Items listed in a dataset:
━━━━━━━━━━━━━━━━━━━━━━━━━━━━━━

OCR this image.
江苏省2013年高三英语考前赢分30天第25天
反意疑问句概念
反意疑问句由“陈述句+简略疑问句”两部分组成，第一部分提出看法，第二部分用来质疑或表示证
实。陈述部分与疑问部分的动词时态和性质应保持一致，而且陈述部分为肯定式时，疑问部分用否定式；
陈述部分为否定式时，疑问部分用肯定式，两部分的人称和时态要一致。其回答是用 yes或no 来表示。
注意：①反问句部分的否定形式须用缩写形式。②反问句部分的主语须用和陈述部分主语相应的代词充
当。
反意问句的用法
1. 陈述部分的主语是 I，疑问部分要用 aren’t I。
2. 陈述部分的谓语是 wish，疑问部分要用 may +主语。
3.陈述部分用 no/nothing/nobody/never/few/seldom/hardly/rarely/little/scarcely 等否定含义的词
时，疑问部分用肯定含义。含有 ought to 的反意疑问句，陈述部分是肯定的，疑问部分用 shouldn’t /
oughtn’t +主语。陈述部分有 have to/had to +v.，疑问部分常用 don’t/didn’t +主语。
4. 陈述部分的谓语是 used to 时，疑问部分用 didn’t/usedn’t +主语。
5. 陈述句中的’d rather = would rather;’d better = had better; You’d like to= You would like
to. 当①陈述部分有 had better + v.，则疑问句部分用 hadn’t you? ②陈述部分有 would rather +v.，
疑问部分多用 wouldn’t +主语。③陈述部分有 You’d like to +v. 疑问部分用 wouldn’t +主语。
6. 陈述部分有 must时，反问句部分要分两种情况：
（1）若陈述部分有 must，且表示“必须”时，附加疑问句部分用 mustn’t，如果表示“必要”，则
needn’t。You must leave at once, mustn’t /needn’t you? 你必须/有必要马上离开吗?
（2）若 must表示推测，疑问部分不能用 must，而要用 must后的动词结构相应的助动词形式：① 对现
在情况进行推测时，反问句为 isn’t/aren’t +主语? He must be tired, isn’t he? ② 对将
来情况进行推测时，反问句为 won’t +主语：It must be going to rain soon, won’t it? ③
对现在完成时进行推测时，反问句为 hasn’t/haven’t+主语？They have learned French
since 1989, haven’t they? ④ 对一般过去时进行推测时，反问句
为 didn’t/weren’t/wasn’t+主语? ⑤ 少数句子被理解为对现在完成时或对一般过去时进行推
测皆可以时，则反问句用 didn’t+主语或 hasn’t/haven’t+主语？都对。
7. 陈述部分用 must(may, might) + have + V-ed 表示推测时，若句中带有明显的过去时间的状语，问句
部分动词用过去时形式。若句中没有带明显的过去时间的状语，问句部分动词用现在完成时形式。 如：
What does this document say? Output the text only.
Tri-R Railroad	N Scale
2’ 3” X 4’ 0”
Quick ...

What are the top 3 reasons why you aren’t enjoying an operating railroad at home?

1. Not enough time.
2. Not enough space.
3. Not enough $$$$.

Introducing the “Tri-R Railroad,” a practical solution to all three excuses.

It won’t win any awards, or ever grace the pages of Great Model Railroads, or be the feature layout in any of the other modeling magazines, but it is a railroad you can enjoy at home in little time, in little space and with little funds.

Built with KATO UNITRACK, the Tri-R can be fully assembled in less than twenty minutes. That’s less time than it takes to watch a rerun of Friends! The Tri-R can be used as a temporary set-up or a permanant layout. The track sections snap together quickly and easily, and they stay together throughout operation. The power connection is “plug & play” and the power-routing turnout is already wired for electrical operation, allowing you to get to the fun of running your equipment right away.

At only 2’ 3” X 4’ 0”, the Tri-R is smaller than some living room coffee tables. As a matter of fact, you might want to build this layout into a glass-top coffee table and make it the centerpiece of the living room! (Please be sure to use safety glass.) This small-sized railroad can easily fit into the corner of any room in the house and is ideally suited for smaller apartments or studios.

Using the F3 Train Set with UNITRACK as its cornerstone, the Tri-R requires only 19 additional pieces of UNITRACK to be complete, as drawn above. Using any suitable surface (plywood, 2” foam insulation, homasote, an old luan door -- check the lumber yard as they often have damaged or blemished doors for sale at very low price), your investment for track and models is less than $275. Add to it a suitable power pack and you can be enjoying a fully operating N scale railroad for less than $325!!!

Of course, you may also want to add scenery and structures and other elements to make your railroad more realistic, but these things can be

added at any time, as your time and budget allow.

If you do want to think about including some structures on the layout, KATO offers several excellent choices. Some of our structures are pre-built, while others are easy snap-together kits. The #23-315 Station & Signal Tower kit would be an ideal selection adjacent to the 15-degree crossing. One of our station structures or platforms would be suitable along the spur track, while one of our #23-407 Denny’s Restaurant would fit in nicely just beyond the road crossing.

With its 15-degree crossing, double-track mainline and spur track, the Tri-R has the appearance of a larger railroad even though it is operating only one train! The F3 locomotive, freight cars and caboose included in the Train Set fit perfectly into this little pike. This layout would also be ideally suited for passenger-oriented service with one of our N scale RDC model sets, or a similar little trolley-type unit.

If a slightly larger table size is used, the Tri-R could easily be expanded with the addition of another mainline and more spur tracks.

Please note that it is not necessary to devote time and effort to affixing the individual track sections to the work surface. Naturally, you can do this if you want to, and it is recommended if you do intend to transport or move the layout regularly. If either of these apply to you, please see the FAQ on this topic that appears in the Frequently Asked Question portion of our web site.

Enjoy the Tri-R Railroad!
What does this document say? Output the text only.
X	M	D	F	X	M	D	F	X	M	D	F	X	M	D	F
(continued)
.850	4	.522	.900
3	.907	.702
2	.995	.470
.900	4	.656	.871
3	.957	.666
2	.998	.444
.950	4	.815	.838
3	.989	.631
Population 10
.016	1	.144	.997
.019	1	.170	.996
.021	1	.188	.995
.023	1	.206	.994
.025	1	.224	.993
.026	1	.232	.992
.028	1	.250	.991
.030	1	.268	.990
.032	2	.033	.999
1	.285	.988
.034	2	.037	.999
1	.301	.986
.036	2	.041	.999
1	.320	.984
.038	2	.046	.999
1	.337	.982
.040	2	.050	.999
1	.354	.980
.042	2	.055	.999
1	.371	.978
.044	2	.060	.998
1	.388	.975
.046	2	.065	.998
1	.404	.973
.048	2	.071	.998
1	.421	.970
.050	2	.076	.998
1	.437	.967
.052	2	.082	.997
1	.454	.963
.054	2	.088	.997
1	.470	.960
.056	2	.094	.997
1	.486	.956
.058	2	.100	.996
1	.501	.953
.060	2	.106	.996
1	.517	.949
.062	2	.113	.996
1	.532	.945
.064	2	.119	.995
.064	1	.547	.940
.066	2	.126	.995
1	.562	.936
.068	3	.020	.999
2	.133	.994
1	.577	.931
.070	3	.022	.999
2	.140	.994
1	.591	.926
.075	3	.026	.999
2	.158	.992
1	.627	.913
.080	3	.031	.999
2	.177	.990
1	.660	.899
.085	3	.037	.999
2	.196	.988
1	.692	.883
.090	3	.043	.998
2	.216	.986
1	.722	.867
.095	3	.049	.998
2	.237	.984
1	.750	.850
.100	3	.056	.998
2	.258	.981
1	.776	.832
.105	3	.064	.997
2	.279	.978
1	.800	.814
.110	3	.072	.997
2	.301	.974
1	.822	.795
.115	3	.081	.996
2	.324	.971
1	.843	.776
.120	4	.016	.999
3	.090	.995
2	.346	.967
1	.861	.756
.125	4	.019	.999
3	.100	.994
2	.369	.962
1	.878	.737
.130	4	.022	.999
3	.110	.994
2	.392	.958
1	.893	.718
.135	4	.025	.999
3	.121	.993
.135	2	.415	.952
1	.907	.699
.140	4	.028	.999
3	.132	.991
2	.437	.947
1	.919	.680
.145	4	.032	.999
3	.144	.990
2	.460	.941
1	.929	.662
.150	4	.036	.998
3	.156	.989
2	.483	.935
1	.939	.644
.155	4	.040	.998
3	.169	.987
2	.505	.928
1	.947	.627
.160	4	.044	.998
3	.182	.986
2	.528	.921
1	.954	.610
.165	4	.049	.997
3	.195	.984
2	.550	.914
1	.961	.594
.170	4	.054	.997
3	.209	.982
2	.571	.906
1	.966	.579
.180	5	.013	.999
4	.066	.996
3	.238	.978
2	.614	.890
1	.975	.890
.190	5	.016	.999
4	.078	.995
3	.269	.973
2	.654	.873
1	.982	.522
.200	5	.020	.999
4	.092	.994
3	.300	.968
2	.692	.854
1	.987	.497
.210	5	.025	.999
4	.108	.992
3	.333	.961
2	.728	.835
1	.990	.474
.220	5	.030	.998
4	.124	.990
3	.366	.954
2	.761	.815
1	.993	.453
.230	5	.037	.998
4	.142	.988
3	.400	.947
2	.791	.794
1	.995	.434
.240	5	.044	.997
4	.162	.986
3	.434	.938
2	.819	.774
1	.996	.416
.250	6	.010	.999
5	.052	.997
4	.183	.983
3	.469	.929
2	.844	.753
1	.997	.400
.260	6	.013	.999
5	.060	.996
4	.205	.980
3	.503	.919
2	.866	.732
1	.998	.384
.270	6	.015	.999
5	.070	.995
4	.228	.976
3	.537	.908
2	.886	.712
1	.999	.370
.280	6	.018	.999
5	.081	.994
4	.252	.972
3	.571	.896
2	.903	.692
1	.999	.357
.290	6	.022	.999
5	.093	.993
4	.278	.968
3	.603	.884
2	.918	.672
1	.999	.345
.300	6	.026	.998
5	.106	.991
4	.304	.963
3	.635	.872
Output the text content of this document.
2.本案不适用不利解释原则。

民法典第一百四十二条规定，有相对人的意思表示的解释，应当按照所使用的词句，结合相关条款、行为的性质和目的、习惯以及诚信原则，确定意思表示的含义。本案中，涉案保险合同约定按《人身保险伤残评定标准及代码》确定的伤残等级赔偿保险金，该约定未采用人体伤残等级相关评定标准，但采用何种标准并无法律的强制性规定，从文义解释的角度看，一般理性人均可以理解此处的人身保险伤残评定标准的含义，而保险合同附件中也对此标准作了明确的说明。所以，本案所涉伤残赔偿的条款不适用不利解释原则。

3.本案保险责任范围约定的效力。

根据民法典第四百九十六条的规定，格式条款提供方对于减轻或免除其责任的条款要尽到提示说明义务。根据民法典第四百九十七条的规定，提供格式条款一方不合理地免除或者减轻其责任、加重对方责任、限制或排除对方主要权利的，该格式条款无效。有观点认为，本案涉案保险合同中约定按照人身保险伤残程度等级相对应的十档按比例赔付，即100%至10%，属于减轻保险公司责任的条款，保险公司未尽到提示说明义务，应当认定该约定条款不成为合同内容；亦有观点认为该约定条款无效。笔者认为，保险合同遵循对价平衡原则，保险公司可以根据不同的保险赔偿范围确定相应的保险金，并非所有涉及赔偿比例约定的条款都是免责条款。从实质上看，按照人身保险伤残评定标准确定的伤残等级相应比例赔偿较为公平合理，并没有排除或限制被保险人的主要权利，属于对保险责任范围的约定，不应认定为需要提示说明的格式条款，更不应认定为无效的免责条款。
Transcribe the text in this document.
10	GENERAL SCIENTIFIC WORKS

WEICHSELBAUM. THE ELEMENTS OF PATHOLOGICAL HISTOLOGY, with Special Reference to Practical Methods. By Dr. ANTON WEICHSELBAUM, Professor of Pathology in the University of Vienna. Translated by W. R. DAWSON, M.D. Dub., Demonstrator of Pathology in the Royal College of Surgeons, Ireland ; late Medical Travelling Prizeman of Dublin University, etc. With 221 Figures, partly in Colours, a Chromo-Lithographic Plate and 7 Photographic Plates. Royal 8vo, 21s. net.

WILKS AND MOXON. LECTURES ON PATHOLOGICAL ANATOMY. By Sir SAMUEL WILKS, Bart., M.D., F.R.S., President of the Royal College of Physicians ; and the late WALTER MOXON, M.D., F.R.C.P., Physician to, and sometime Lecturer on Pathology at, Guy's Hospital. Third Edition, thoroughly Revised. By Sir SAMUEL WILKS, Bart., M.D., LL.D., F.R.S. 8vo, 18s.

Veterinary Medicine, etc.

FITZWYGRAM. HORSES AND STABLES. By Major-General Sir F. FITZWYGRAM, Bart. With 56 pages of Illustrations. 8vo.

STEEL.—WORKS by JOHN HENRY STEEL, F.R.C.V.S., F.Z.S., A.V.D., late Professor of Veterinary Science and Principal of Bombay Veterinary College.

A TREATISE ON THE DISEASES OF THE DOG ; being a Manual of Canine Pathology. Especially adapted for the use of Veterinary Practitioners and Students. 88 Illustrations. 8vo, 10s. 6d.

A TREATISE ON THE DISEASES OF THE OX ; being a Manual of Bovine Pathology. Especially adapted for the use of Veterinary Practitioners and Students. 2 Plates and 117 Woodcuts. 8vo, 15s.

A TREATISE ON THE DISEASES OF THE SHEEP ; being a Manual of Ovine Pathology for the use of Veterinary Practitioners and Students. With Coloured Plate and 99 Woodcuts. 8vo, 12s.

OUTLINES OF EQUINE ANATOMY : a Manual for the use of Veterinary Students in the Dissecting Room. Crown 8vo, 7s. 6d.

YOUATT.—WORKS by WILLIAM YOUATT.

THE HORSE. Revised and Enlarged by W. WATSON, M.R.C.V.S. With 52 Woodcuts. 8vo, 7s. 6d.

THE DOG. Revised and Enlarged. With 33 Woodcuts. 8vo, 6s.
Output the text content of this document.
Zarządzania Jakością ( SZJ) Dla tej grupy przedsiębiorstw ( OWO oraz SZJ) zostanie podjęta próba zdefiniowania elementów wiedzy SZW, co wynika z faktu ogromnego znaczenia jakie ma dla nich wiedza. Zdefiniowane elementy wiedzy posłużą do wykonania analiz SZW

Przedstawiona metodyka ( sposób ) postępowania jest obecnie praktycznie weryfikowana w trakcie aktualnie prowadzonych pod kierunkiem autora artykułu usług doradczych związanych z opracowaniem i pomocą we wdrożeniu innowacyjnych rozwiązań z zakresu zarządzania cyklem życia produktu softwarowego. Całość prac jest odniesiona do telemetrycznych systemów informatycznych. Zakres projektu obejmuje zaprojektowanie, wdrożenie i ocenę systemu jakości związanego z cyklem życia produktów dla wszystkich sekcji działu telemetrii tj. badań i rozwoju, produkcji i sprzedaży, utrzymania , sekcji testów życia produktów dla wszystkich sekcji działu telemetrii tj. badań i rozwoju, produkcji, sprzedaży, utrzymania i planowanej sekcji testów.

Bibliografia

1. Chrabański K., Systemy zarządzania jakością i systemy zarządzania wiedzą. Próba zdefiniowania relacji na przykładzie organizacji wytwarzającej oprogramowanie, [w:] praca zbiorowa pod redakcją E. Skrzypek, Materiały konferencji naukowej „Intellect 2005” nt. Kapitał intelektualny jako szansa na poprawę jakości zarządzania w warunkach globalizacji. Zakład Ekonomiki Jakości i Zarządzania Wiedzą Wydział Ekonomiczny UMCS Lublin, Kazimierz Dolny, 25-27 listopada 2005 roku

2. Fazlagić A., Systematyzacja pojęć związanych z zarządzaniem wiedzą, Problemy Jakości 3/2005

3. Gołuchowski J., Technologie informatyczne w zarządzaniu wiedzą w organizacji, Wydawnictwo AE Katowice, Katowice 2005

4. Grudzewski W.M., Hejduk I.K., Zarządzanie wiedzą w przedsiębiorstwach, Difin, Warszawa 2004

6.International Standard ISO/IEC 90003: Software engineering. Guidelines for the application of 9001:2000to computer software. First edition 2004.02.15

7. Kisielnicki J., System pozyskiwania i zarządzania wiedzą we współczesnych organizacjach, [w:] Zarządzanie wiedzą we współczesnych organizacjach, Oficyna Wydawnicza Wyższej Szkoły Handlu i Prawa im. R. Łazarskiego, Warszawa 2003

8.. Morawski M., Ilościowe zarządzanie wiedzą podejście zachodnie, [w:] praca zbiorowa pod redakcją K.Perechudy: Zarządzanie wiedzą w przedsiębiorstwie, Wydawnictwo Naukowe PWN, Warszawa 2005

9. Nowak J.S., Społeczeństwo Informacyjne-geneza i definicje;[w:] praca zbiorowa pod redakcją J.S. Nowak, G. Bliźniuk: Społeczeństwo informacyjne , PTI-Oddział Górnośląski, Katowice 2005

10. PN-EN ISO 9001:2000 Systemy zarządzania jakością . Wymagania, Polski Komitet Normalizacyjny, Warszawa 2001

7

━━━━━━━━━━━━━━━━━━━━━━━━━━━━━━

What you have to do:
Copy out all lines above that include the string "rather".

Response:
5. 陈述句中的’d rather = would rather;’d better = had better; You’d like to= You would like
to. 当①陈述部分有 had better + v.，则疑问句部分用 hadn’t you? ②陈述部分有 would rather +v.，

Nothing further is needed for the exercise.